● **Instruction**:
Return the records that follow unaltered. Omit every picture.

:: Dataset excerpts

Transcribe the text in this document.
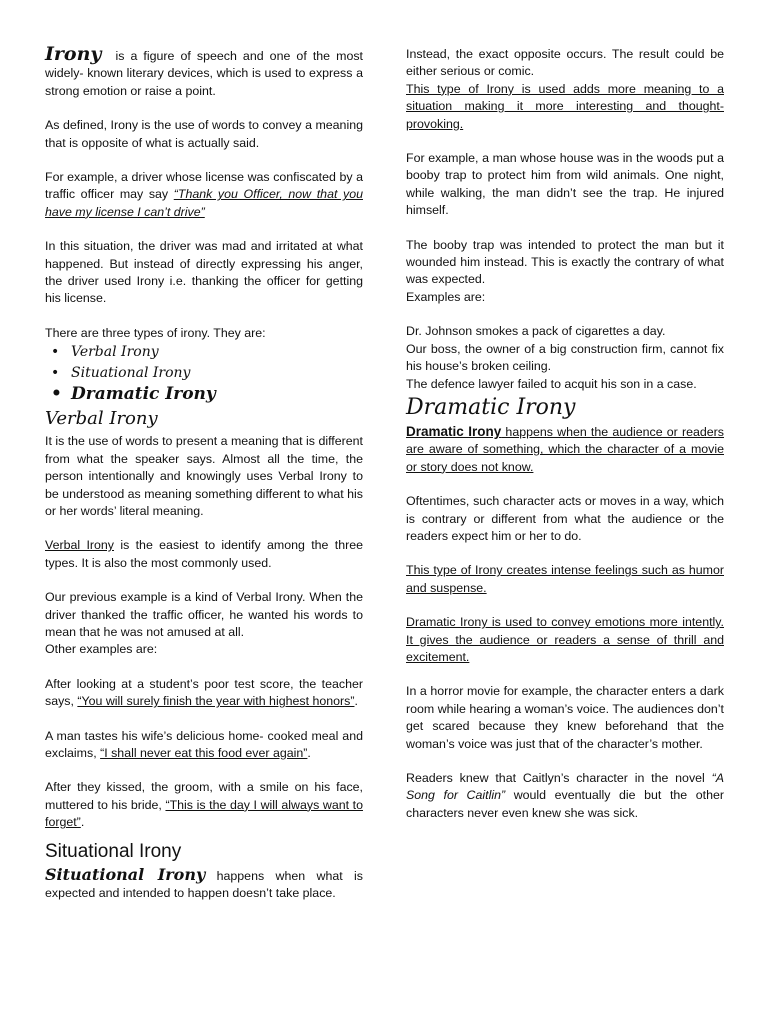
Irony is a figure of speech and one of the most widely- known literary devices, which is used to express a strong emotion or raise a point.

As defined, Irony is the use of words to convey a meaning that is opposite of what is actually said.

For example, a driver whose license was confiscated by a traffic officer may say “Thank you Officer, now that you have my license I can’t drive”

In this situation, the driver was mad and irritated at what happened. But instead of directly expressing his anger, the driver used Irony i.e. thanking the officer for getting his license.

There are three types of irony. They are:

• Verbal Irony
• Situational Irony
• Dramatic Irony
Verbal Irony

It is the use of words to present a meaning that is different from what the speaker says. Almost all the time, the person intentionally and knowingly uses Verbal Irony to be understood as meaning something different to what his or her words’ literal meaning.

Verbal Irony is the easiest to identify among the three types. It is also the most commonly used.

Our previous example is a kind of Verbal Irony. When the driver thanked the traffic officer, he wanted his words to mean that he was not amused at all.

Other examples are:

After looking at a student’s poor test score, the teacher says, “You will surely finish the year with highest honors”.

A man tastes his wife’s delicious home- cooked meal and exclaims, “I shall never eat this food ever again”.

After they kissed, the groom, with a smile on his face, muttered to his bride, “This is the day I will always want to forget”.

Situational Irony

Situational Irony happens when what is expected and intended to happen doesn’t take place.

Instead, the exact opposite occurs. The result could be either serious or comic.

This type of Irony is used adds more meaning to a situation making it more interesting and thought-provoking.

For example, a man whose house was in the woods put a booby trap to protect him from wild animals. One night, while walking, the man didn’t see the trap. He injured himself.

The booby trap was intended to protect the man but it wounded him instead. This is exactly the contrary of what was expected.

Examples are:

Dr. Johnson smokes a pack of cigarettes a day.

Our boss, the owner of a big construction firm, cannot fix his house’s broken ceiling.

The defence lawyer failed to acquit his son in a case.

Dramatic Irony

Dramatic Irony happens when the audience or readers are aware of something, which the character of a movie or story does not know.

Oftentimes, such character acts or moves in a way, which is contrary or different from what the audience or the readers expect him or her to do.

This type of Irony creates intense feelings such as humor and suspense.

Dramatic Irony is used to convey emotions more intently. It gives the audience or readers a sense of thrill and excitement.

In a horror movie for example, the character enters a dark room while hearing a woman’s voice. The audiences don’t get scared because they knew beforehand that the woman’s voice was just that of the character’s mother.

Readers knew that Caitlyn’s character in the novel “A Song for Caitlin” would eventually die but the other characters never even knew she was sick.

::::

● **Solution for this exercise**:
Transcribe the text in this document.
Irony is a figure of speech and one of the most widely- known literary devices, which is used to express a strong emotion or raise a point.

As defined, Irony is the use of words to convey a meaning that is opposite of what is actually said.

For example, a driver whose license was confiscated by a traffic officer may say “Thank you Officer, now that you have my license I can’t drive”

In this situation, the driver was mad and irritated at what happened. But instead of directly expressing his anger, the driver used Irony i.e. thanking the officer for getting his license.

There are three types of irony. They are:

• Verbal Irony
• Situational Irony
• Dramatic Irony
Verbal Irony

It is the use of words to present a meaning that is different from what the speaker says. Almost all the time, the person intentionally and knowingly uses Verbal Irony to be understood as meaning something different to what his or her words’ literal meaning.

Verbal Irony is the easiest to identify among the three types. It is also the most commonly used.

Our previous example is a kind of Verbal Irony. When the driver thanked the traffic officer, he wanted his words to mean that he was not amused at all.

Other examples are:

After looking at a student’s poor test score, the teacher says, “You will surely finish the year with highest honors”.

A man tastes his wife’s delicious home- cooked meal and exclaims, “I shall never eat this food ever again”.

After they kissed, the groom, with a smile on his face, muttered to his bride, “This is the day I will always want to forget”.

Situational Irony

Situational Irony happens when what is expected and intended to happen doesn’t take place.

Instead, the exact opposite occurs. The result could be either serious or comic.

This type of Irony is used adds more meaning to a situation making it more interesting and thought-provoking.

For example, a man whose house was in the woods put a booby trap to protect him from wild animals. One night, while walking, the man didn’t see the trap. He injured himself.

The booby trap was intended to protect the man but it wounded him instead. This is exactly the contrary of what was expected.

Examples are:

Dr. Johnson smokes a pack of cigarettes a day.

Our boss, the owner of a big construction firm, cannot fix his house’s broken ceiling.

The defence lawyer failed to acquit his son in a case.

Dramatic Irony

Dramatic Irony happens when the audience or readers are aware of something, which the character of a movie or story does not know.

Oftentimes, such character acts or moves in a way, which is contrary or different from what the audience or the readers expect him or her to do.

This type of Irony creates intense feelings such as humor and suspense.

Dramatic Irony is used to convey emotions more intently. It gives the audience or readers a sense of thrill and excitement.

In a horror movie for example, the character enters a dark room while hearing a woman’s voice. The audiences don’t get scared because they knew beforehand that the woman’s voice was just that of the character’s mother.

Readers knew that Caitlyn’s character in the novel “A Song for Caitlin” would eventually die but the other characters never even knew she was sick.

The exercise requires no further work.